## What is asked:
Write out the records beneath this line exactly as they appear, minus any images.
━━━━
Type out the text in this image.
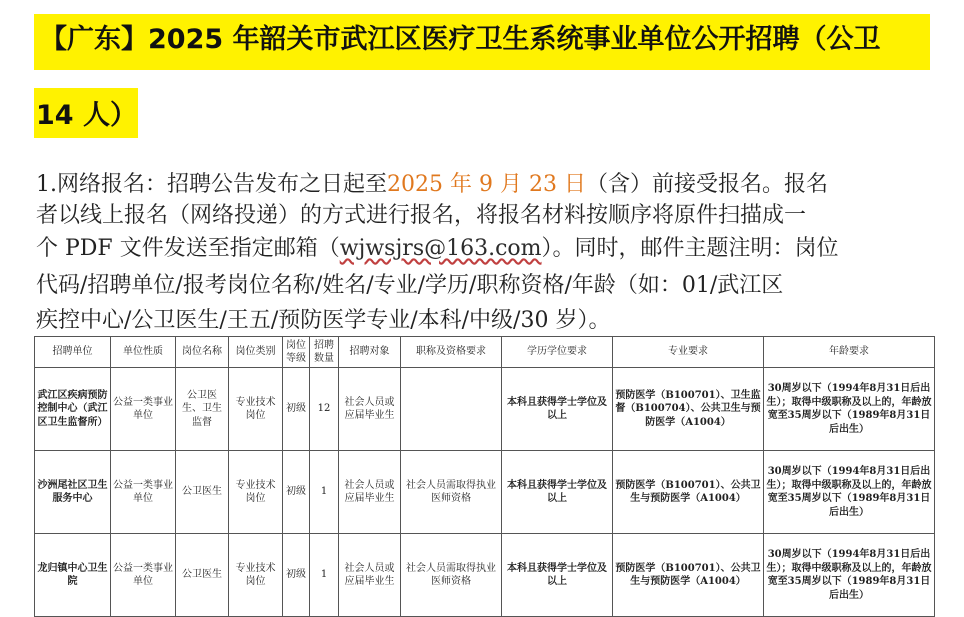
【广东】2025 年韶关市武江区医疗卫生系统事业单位公开招聘（公卫
14 人）
1.网络报名：招聘公告发布之日起至2025 年 9 月 23 日（含）前接受报名。报名
者以线上报名（网络投递）的方式进行报名，将报名材料按顺序将原件扫描成一
个 PDF 文件发送至指定邮箱（wjwsjrs@163.com）。同时，邮件主题注明：岗位
代码/招聘单位/报考岗位名称/姓名/专业/学历/职称资格/年龄（如：01/武江区
疾控中心/公卫医生/王五/预防医学专业/本科/中级/30 岁）。
招聘单位	单位性质	岗位名称	岗位类别	岗位等级	招聘数量	招聘对象	职称及资格要求	学历学位要求	专业要求	年龄要求
武江区疾病预防控制中心（武江区卫生监督所）	公益一类事业单位	公卫医生、卫生监督	专业技术岗位	初级	12	社会人员或应届毕业生		本科且获得学士学位及以上	预防医学（B100701）、卫生监督（B100704）、公共卫生与预防医学（A1004）	30周岁以下（1994年8月31日后出生）；取得中级职称及以上的，年龄放宽至35周岁以下（1989年8月31日后出生）
沙洲尾社区卫生服务中心	公益一类事业单位	公卫医生	专业技术岗位	初级	1	社会人员或应届毕业生	社会人员需取得执业医师资格	本科且获得学士学位及以上	预防医学（B100701）、公共卫生与预防医学（A1004）	30周岁以下（1994年8月31日后出生）；取得中级职称及以上的，年龄放宽至35周岁以下（1989年8月31日后出生）
龙归镇中心卫生院	公益一类事业单位	公卫医生	专业技术岗位	初级	1	社会人员或应届毕业生	社会人员需取得执业医师资格	本科且获得学士学位及以上	预防医学（B100701）、公共卫生与预防医学（A1004）	30周岁以下（1994年8月31日后出生）；取得中级职称及以上的，年龄放宽至35周岁以下（1989年8月31日后出生）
━━━━
## Answer to this task:
Type out the text in this image.
【广东】2025 年韶关市武江区医疗卫生系统事业单位公开招聘（公卫
14 人）
1.网络报名：招聘公告发布之日起至2025 年 9 月 23 日（含）前接受报名。报名
者以线上报名（网络投递）的方式进行报名，将报名材料按顺序将原件扫描成一
个 PDF 文件发送至指定邮箱（wjwsjrs@163.com）。同时，邮件主题注明：岗位
代码/招聘单位/报考岗位名称/姓名/专业/学历/职称资格/年龄（如：01/武江区
疾控中心/公卫医生/王五/预防医学专业/本科/中级/30 岁）。
招聘单位	单位性质	岗位名称	岗位类别	岗位等级	招聘数量	招聘对象	职称及资格要求	学历学位要求	专业要求	年龄要求
武江区疾病预防控制中心（武江区卫生监督所）	公益一类事业单位	公卫医生、卫生监督	专业技术岗位	初级	12	社会人员或应届毕业生		本科且获得学士学位及以上	预防医学（B100701）、卫生监督（B100704）、公共卫生与预防医学（A1004）	30周岁以下（1994年8月31日后出生）；取得中级职称及以上的，年龄放宽至35周岁以下（1989年8月31日后出生）
沙洲尾社区卫生服务中心	公益一类事业单位	公卫医生	专业技术岗位	初级	1	社会人员或应届毕业生	社会人员需取得执业医师资格	本科且获得学士学位及以上	预防医学（B100701）、公共卫生与预防医学（A1004）	30周岁以下（1994年8月31日后出生）；取得中级职称及以上的，年龄放宽至35周岁以下（1989年8月31日后出生）
龙归镇中心卫生院	公益一类事业单位	公卫医生	专业技术岗位	初级	1	社会人员或应届毕业生	社会人员需取得执业医师资格	本科且获得学士学位及以上	预防医学（B100701）、公共卫生与预防医学（A1004）	30周岁以下（1994年8月31日后出生）；取得中级职称及以上的，年龄放宽至35周岁以下（1989年8月31日后出生）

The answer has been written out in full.